• Job
Copy out all lines in the data below containing the string "name".

** BEGIN Records shown **

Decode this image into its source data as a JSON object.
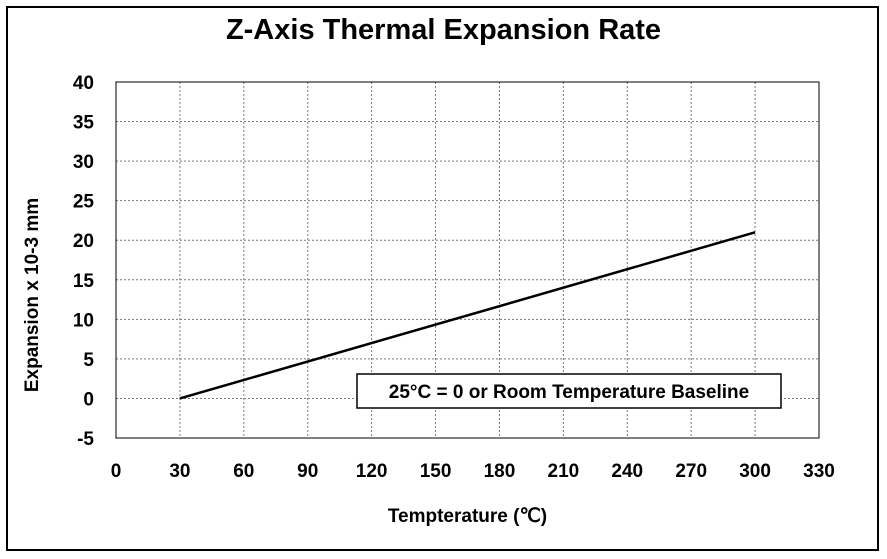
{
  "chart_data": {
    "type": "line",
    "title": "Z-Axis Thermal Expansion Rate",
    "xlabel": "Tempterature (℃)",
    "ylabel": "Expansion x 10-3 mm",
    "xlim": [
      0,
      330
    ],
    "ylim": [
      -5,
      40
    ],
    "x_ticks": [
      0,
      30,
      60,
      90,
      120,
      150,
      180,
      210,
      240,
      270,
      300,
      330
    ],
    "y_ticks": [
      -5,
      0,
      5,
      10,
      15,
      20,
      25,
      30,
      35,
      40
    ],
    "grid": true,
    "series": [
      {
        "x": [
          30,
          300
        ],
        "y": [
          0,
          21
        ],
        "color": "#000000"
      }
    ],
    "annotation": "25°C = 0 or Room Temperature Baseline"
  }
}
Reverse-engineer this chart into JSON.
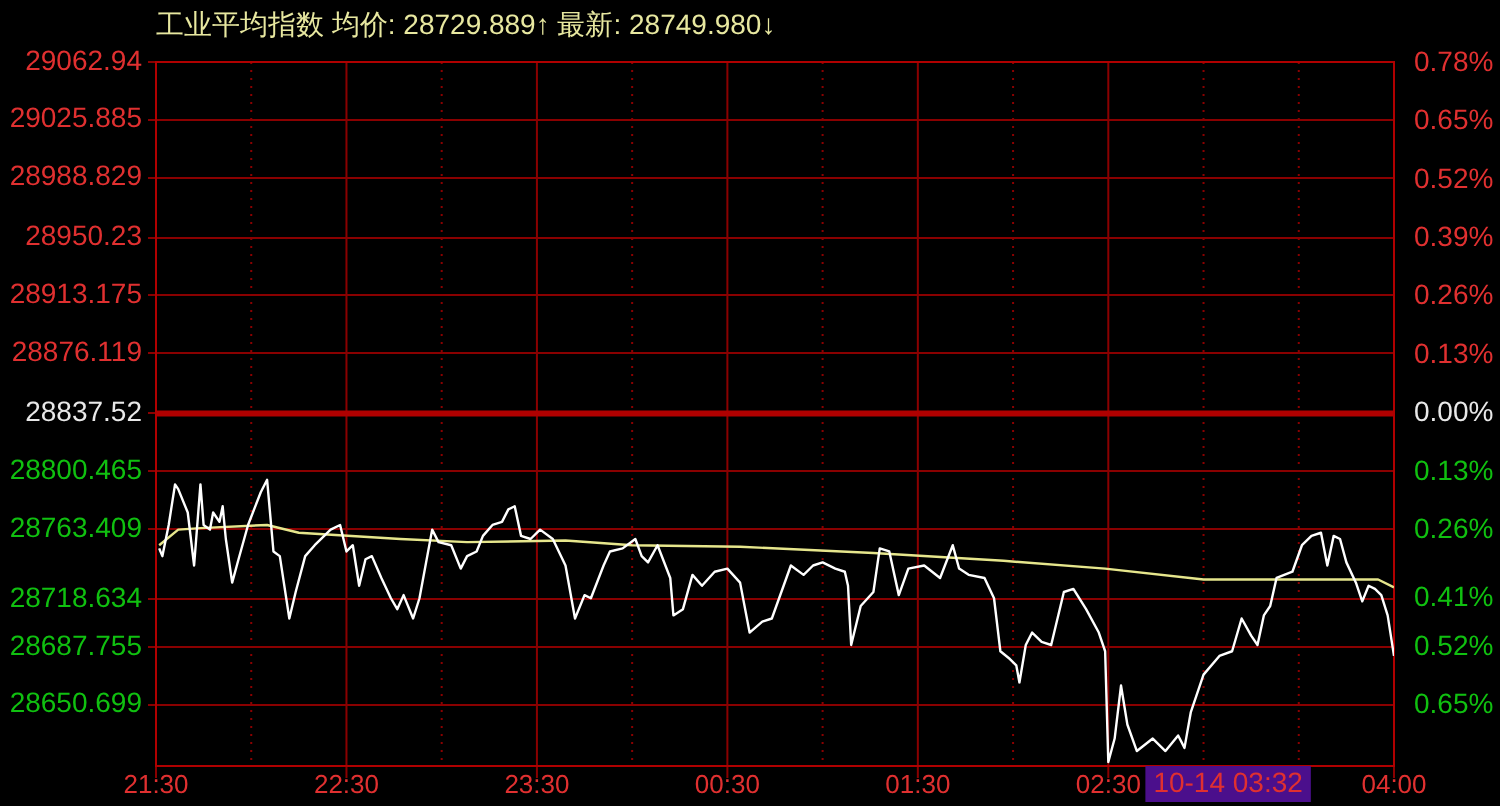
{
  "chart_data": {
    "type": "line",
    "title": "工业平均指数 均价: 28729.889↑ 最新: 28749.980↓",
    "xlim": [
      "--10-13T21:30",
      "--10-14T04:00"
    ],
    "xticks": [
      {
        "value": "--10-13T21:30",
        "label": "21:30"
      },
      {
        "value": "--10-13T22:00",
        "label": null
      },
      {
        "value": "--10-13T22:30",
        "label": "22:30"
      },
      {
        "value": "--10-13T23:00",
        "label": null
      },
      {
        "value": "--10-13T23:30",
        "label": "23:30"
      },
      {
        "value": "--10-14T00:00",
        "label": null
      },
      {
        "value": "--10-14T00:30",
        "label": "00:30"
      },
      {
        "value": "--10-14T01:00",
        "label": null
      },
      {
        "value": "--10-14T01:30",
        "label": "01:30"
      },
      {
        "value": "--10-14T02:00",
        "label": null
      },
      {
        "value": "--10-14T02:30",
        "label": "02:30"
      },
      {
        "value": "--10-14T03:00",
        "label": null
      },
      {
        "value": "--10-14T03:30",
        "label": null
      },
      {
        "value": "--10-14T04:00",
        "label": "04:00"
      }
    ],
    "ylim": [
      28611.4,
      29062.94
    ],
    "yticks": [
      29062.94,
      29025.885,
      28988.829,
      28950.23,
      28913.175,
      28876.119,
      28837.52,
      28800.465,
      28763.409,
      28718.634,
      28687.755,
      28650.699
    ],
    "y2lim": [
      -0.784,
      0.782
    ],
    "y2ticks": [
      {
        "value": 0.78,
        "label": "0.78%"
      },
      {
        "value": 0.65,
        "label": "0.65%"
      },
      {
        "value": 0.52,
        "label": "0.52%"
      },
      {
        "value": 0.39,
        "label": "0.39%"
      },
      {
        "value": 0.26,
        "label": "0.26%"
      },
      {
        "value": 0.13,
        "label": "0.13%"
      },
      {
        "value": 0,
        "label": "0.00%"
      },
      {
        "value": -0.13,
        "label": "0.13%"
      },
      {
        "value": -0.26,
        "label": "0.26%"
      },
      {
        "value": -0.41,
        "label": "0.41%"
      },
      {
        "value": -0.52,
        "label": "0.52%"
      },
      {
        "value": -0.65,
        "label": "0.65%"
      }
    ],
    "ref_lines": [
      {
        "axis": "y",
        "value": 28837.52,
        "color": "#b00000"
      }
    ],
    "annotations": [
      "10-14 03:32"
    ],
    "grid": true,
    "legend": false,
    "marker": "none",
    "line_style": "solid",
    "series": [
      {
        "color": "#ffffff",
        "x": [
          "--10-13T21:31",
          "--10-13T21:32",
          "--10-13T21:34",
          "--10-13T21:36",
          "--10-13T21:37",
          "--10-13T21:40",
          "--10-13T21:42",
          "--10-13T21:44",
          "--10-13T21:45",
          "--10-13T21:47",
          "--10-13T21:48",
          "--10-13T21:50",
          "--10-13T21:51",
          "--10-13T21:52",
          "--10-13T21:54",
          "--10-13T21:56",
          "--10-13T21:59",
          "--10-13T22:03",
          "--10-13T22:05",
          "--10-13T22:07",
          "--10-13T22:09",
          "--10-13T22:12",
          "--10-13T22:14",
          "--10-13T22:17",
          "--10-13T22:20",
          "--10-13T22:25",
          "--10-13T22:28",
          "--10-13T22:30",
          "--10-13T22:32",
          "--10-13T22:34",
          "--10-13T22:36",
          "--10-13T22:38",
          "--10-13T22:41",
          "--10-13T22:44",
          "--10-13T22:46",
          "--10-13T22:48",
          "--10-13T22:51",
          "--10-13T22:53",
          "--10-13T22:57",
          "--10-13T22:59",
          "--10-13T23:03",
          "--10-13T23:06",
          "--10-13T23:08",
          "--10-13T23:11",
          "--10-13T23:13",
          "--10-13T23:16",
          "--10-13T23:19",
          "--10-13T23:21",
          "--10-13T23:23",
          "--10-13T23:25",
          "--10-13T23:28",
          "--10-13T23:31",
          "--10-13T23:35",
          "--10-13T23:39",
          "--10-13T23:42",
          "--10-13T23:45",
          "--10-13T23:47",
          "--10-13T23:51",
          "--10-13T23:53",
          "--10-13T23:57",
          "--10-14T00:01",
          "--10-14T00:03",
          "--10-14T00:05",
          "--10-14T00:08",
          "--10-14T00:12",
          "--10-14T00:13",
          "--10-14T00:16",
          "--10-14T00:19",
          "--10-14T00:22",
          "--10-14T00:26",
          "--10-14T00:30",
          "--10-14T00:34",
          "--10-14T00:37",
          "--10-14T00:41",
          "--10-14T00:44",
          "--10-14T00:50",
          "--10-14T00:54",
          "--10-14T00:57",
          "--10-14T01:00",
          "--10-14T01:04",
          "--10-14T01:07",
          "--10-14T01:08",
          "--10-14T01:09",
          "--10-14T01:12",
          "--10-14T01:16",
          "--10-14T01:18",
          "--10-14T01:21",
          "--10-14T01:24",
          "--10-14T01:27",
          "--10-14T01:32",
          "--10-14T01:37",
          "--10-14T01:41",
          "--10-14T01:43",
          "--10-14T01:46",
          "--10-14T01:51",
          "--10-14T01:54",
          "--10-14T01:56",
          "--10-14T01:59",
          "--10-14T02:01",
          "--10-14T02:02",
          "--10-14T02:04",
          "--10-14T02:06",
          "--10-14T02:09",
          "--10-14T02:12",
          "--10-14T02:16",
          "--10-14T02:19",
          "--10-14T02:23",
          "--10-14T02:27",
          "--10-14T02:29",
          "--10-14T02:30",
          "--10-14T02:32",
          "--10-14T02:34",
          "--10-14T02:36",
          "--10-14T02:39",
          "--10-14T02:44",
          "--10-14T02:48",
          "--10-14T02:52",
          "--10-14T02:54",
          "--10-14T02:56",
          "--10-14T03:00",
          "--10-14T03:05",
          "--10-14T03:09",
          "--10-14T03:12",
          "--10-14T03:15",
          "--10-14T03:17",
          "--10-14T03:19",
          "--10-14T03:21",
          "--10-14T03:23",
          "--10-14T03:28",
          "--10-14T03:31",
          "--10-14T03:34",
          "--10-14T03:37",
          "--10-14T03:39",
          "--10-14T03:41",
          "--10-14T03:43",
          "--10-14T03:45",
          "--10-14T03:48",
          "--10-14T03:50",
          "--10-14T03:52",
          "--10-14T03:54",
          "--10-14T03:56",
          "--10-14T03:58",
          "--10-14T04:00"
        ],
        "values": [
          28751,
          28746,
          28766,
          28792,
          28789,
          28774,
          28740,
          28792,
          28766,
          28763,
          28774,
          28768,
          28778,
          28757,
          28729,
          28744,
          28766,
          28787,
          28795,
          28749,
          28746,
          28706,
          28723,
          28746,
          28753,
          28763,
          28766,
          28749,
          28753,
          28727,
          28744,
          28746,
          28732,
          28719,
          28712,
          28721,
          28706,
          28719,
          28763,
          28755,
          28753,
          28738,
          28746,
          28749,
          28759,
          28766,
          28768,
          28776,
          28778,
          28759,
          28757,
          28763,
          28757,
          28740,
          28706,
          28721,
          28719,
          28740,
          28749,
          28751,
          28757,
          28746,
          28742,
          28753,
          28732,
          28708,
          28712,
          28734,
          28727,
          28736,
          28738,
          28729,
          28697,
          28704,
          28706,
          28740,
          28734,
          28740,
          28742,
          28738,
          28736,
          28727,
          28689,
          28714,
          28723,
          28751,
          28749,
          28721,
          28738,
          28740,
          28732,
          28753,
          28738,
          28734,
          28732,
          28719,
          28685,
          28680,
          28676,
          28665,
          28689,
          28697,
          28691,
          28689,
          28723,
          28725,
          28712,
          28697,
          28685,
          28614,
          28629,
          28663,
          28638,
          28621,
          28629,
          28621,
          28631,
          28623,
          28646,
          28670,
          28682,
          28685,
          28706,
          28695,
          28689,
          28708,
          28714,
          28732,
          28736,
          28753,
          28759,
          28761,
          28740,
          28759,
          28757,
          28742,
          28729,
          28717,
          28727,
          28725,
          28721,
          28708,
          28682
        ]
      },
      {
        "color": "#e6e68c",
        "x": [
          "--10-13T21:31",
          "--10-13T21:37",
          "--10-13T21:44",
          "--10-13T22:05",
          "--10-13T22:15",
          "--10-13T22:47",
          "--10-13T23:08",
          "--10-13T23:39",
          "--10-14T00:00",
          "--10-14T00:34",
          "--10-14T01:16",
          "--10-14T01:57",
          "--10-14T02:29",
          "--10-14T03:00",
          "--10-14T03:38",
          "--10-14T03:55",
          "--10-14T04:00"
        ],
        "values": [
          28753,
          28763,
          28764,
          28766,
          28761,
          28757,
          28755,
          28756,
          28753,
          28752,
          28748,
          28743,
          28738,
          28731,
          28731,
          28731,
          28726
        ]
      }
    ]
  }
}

** END Records shown **
** BEGIN Records shown **

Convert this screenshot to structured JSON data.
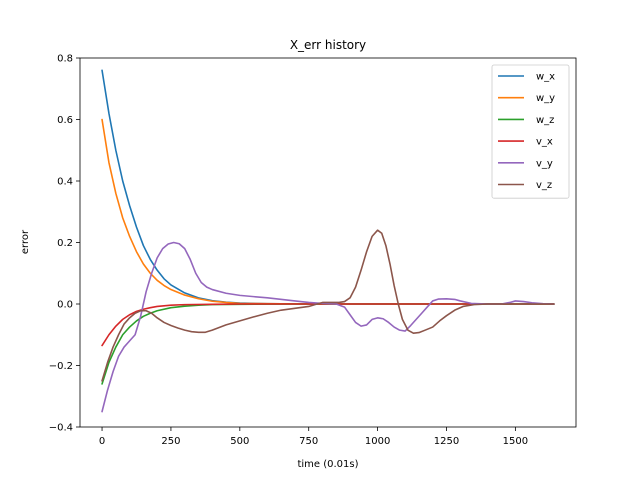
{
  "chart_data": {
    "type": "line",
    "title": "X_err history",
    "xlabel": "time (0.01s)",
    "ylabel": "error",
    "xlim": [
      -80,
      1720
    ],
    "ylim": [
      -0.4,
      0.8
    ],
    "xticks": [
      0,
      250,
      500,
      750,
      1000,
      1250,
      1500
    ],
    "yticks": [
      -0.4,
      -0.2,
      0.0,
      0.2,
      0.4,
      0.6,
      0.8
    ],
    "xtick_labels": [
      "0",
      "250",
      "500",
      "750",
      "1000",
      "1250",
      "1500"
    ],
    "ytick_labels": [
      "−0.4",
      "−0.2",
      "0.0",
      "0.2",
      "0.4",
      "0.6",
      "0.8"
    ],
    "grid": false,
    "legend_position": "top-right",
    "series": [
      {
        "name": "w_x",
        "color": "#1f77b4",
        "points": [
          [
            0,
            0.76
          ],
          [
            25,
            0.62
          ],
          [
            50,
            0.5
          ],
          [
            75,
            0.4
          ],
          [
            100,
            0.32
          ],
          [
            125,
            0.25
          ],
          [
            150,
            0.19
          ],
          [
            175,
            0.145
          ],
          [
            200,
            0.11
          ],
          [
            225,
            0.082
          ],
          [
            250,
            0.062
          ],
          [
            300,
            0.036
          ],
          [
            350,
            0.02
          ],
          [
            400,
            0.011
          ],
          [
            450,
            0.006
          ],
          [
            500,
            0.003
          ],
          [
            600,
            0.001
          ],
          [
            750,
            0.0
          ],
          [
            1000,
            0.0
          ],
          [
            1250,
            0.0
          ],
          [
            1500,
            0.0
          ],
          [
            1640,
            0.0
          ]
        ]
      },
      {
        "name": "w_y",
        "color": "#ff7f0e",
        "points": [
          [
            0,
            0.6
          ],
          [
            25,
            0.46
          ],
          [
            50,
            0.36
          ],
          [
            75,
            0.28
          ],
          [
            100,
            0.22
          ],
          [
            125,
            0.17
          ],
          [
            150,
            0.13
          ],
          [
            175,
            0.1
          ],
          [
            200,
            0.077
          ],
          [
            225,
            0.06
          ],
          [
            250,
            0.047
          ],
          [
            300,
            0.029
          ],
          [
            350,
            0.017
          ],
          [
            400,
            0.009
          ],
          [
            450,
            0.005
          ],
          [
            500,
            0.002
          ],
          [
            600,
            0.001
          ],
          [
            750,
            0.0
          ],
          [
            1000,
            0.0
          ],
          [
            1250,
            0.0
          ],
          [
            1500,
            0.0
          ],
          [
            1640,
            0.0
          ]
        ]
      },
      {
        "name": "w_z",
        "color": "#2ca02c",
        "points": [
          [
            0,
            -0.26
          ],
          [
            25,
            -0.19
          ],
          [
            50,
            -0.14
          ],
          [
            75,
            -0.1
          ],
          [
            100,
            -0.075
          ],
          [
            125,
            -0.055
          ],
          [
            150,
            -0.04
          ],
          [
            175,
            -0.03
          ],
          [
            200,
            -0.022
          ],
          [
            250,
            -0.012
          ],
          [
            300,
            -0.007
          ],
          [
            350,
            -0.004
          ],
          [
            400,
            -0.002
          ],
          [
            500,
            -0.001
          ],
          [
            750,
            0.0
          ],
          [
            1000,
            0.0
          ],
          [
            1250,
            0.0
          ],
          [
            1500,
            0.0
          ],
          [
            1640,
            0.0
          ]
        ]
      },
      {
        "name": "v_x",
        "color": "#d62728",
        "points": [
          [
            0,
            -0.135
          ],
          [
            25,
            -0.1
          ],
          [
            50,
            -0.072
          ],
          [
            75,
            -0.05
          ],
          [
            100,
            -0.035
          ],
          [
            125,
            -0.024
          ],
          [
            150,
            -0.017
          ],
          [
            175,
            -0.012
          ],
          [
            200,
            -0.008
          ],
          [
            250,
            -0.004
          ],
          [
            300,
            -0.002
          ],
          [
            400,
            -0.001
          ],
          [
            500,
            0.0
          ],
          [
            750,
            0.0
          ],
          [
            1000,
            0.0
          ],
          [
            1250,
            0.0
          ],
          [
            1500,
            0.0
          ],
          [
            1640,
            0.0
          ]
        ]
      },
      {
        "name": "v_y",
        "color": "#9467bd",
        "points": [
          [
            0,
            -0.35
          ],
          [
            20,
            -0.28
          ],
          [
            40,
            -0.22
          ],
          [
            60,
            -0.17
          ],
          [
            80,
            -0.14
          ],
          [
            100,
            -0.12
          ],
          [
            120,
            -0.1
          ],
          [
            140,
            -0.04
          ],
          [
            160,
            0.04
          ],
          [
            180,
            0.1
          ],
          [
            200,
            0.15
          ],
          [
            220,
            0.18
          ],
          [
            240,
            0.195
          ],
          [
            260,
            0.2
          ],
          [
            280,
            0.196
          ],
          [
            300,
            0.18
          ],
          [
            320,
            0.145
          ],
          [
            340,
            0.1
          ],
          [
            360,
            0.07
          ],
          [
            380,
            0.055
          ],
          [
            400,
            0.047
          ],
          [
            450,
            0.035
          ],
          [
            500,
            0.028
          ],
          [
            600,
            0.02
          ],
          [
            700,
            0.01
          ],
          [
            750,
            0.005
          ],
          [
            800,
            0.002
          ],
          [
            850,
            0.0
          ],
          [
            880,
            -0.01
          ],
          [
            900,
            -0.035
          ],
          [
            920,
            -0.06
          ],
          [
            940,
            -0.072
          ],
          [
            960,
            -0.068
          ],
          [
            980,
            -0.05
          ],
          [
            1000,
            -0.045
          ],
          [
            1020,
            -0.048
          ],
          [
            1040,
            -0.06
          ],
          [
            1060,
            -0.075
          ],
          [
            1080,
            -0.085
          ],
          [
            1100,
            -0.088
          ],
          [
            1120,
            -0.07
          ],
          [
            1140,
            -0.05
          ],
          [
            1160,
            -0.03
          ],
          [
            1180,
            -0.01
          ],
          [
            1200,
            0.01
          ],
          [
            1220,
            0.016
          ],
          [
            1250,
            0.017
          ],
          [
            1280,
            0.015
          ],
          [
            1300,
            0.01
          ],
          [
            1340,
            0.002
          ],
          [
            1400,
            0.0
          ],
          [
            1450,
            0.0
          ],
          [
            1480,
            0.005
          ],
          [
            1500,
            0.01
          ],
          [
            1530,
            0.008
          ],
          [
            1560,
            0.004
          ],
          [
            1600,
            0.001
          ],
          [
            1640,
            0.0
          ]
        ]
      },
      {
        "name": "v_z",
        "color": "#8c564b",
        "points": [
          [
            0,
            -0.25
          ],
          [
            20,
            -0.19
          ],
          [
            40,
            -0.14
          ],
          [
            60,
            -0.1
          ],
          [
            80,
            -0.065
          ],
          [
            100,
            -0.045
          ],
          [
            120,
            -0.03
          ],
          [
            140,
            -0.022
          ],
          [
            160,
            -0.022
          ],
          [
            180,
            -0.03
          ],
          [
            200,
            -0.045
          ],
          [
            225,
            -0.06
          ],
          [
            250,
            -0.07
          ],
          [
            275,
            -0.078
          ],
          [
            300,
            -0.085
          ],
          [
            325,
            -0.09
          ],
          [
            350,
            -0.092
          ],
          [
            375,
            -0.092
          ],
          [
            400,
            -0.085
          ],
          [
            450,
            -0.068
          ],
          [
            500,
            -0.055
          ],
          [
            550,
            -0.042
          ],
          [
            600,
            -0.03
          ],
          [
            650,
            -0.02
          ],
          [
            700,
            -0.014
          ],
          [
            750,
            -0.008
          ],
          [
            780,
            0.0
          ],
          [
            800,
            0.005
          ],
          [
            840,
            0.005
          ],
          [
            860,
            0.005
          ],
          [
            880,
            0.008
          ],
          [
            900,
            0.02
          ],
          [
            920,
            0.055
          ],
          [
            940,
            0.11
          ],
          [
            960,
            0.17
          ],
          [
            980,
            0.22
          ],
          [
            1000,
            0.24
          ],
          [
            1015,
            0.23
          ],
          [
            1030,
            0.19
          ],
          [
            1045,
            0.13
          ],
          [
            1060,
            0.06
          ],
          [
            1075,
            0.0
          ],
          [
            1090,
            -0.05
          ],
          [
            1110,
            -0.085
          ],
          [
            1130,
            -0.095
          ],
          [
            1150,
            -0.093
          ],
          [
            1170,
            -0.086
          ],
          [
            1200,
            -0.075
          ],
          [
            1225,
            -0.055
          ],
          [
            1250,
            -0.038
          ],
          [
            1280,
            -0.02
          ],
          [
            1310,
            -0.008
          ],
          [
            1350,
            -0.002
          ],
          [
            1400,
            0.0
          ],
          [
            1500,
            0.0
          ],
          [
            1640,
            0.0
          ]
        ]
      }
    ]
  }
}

** END Records shown **

• Finished answer
        "name": "w_x",
        "name": "w_y",
        "name": "w_z",
        "name": "v_x",
        "name": "v_y",
        "name": "v_z",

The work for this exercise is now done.